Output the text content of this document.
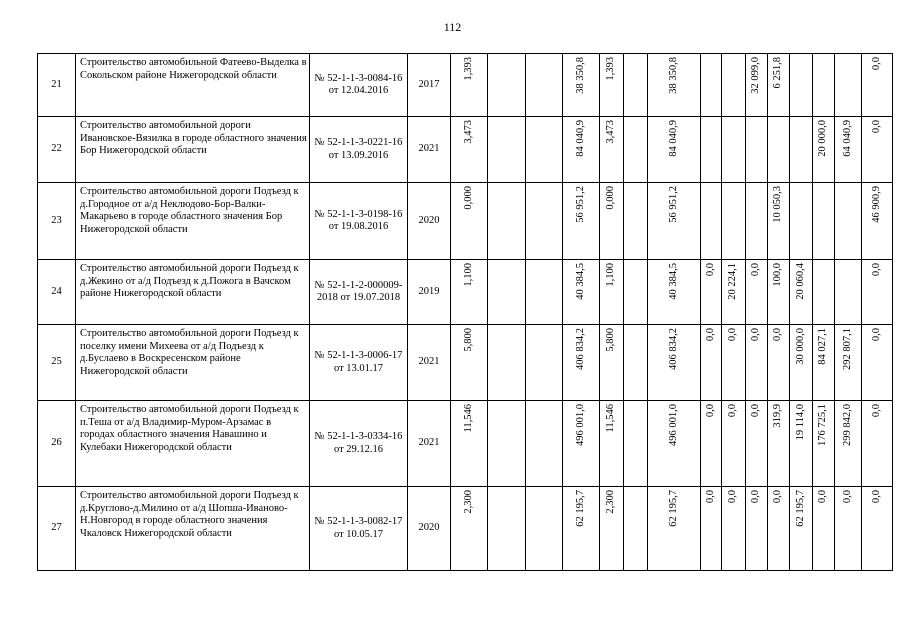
112
21	Строительство автомобильной Фатеево-Выделка в Сокольском районе Нижегородской области	№ 52-1-1-3-0084-16 от 12.04.2016	2017	1,393			38 350,8	1,393		38 350,8			32 099,0	6 251,8				0,0
22	Строительство автомобильной дороги Ивановское-Вязилка в городе областного значения Бор Нижегородской области	№ 52-1-1-3-0221-16 от 13.09.2016	2021	3,473			84 040,9	3,473		84 040,9						20 000,0	64 040,9	0,0
23	Строительство автомобильной дороги Подъезд к д.Городное от а/д Неклюдово-Бор-Валки-Макарьево в городе областного значения Бор Нижегородской области	№ 52-1-1-3-0198-16 от 19.08.2016	2020	0,000			56 951,2	0,000		56 951,2				10 050,3				46 900,9
24	Строительство автомобильной дороги Подъезд к д.Жекино от а/д Подъезд к д.Пожога в Вачском районе Нижегородской области	№ 52-1-1-2-000009-2018 от 19.07.2018	2019	1,100			40 384,5	1,100		40 384,5	0,0	20 224,1	0,0	100,0	20 060,4			0,0
25	Строительство автомобильной дороги Подъезд к поселку имени Михеева от а/д Подъезд к д.Буслаево в Воскресенском районе Нижегородской области	№ 52-1-1-3-0006-17 от 13.01.17	2021	5,800			406 834,2	5,800		406 834,2	0,0	0,0	0,0	0,0	30 000,0	84 027,1	292 807,1	0,0
26	Строительство автомобильной дороги Подъезд к п.Теша от а/д Владимир-Муром-Арзамас в городах областного значения Навашино и Кулебаки Нижегородской области	№ 52-1-1-3-0334-16 от 29.12.16	2021	11,546			496 001,0	11,546		496 001,0	0,0	0,0	0,0	319,9	19 114,0	176 725,1	299 842,0	0,0
27	Строительство автомобильной дороги Подъезд к д.Круглово-д.Милино от а/д Шопша-Иваново-Н.Новгород в городе областного значения Чкаловск Нижегородской области	№ 52-1-1-3-0082-17 от 10.05.17	2020	2,300			62 195,7	2,300		62 195,7	0,0	0,0	0,0	0,0	62 195,7	0,0	0,0	0,0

### Task to complete
Copy each line above that contains the word "области".

### Task result
21	Строительство автомобильной Фатеево-Выделка в Сокольском районе Нижегородской области	№ 52-1-1-3-0084-16 от 12.04.2016	2017	1,393			38 350,8	1,393		38 350,8			32 099,0	6 251,8				0,0
22	Строительство автомобильной дороги Ивановское-Вязилка в городе областного значения Бор Нижегородской области	№ 52-1-1-3-0221-16 от 13.09.2016	2021	3,473			84 040,9	3,473		84 040,9						20 000,0	64 040,9	0,0
23	Строительство автомобильной дороги Подъезд к д.Городное от а/д Неклюдово-Бор-Валки-Макарьево в городе областного значения Бор Нижегородской области	№ 52-1-1-3-0198-16 от 19.08.2016	2020	0,000			56 951,2	0,000		56 951,2				10 050,3				46 900,9
24	Строительство автомобильной дороги Подъезд к д.Жекино от а/д Подъезд к д.Пожога в Вачском районе Нижегородской области	№ 52-1-1-2-000009-2018 от 19.07.2018	2019	1,100			40 384,5	1,100		40 384,5	0,0	20 224,1	0,0	100,0	20 060,4			0,0
25	Строительство автомобильной дороги Подъезд к поселку имени Михеева от а/д Подъезд к д.Буслаево в Воскресенском районе Нижегородской области	№ 52-1-1-3-0006-17 от 13.01.17	2021	5,800			406 834,2	5,800		406 834,2	0,0	0,0	0,0	0,0	30 000,0	84 027,1	292 807,1	0,0
26	Строительство автомобильной дороги Подъезд к п.Теша от а/д Владимир-Муром-Арзамас в городах областного значения Навашино и Кулебаки Нижегородской области	№ 52-1-1-3-0334-16 от 29.12.16	2021	11,546			496 001,0	11,546		496 001,0	0,0	0,0	0,0	319,9	19 114,0	176 725,1	299 842,0	0,0
27	Строительство автомобильной дороги Подъезд к д.Круглово-д.Милино от а/д Шопша-Иваново-Н.Новгород в городе областного значения Чкаловск Нижегородской области	№ 52-1-1-3-0082-17 от 10.05.17	2020	2,300			62 195,7	2,300		62 195,7	0,0	0,0	0,0	0,0	62 195,7	0,0	0,0	0,0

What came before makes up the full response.